Task instructions:
Drop every picture, then transcribe the remaining data exactly.

....................

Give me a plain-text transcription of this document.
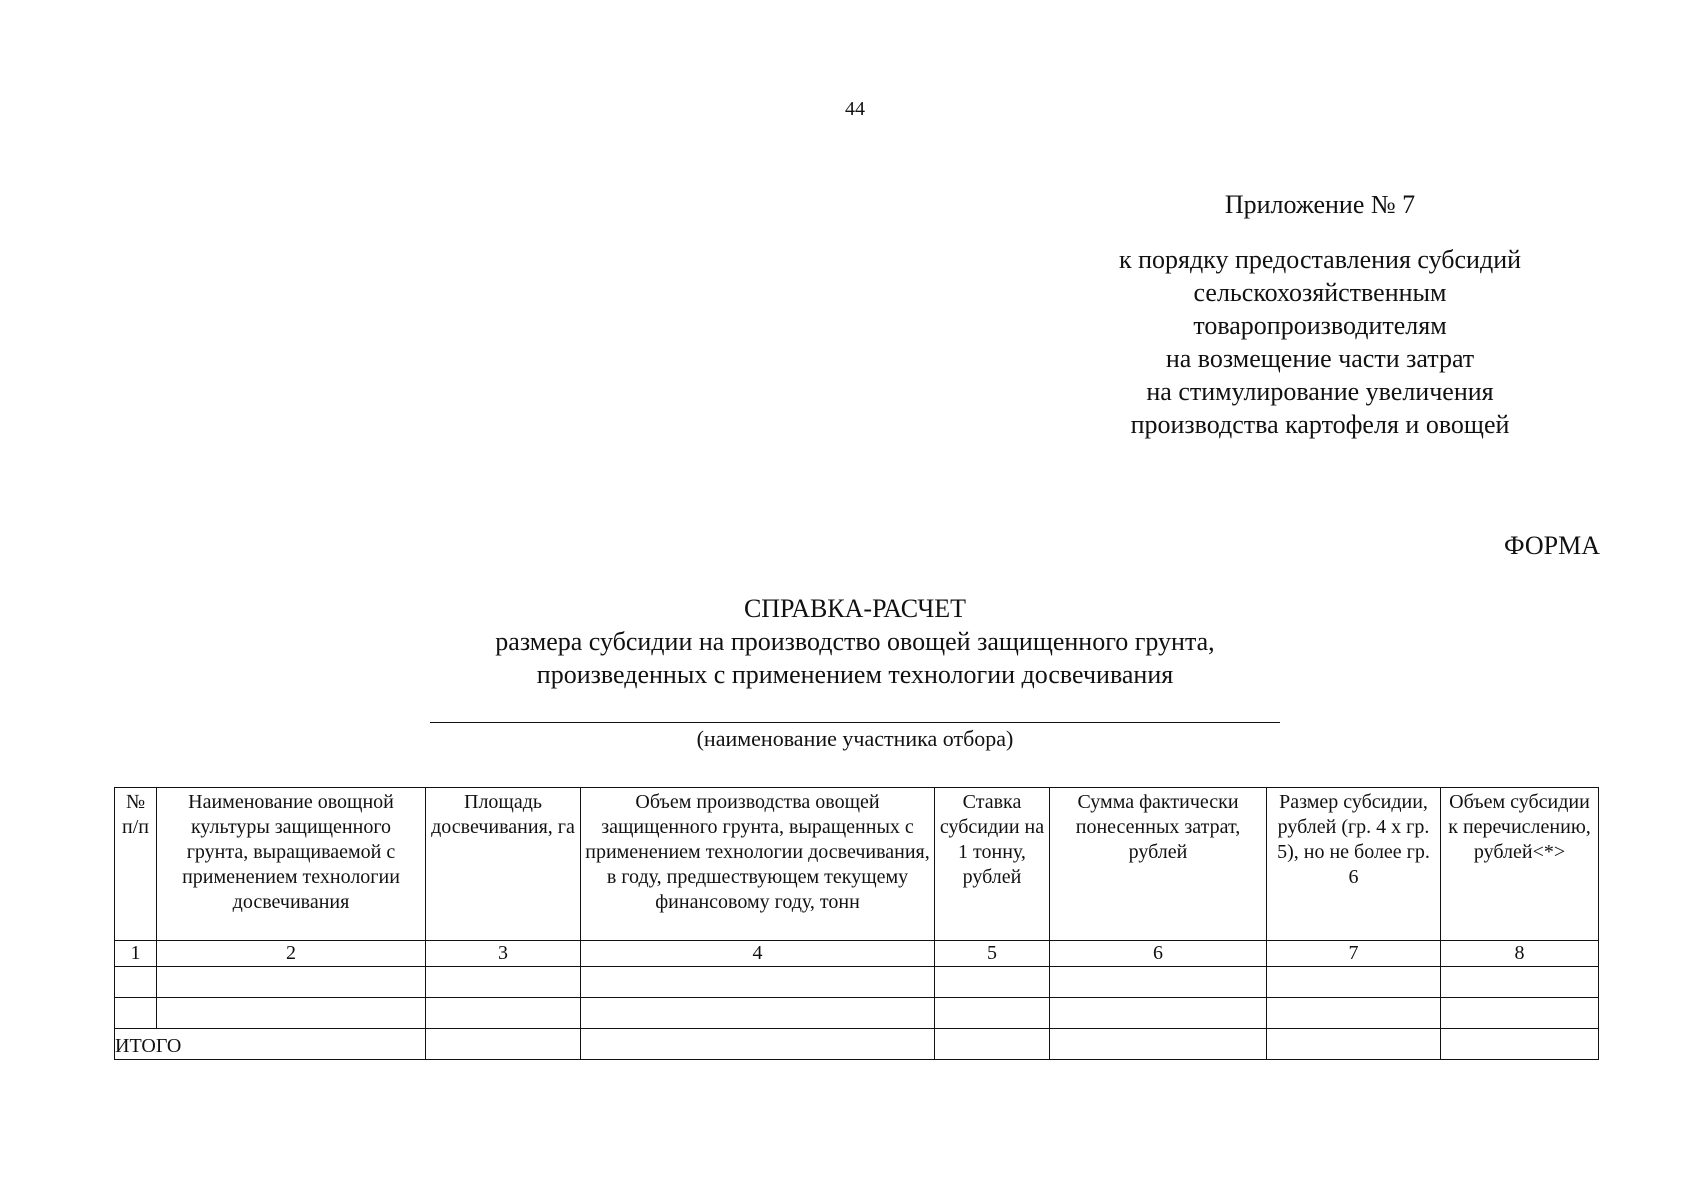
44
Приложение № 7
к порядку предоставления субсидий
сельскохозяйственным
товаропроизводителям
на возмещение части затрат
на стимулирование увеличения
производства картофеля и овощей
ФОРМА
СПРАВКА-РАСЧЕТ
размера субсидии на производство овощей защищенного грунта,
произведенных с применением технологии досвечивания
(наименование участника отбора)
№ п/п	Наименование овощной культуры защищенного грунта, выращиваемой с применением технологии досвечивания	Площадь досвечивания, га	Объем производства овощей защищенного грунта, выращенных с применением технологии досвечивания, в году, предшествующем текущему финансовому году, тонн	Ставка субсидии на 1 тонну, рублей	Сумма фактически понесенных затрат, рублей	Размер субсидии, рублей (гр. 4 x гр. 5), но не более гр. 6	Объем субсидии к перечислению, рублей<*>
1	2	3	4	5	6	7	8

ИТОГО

....................

Complete response:
Give me a plain-text transcription of this document.
44
Приложение № 7
к порядку предоставления субсидий
сельскохозяйственным
товаропроизводителям
на возмещение части затрат
на стимулирование увеличения
производства картофеля и овощей
ФОРМА
СПРАВКА-РАСЧЕТ
размера субсидии на производство овощей защищенного грунта,
произведенных с применением технологии досвечивания
(наименование участника отбора)
№ п/п	Наименование овощной культуры защищенного грунта, выращиваемой с применением технологии досвечивания	Площадь досвечивания, га	Объем производства овощей защищенного грунта, выращенных с применением технологии досвечивания, в году, предшествующем текущему финансовому году, тонн	Ставка субсидии на 1 тонну, рублей	Сумма фактически понесенных затрат, рублей	Размер субсидии, рублей (гр. 4 x гр. 5), но не более гр. 6	Объем субсидии к перечислению, рублей<*>
1	2	3	4	5	6	7	8

ИТОГО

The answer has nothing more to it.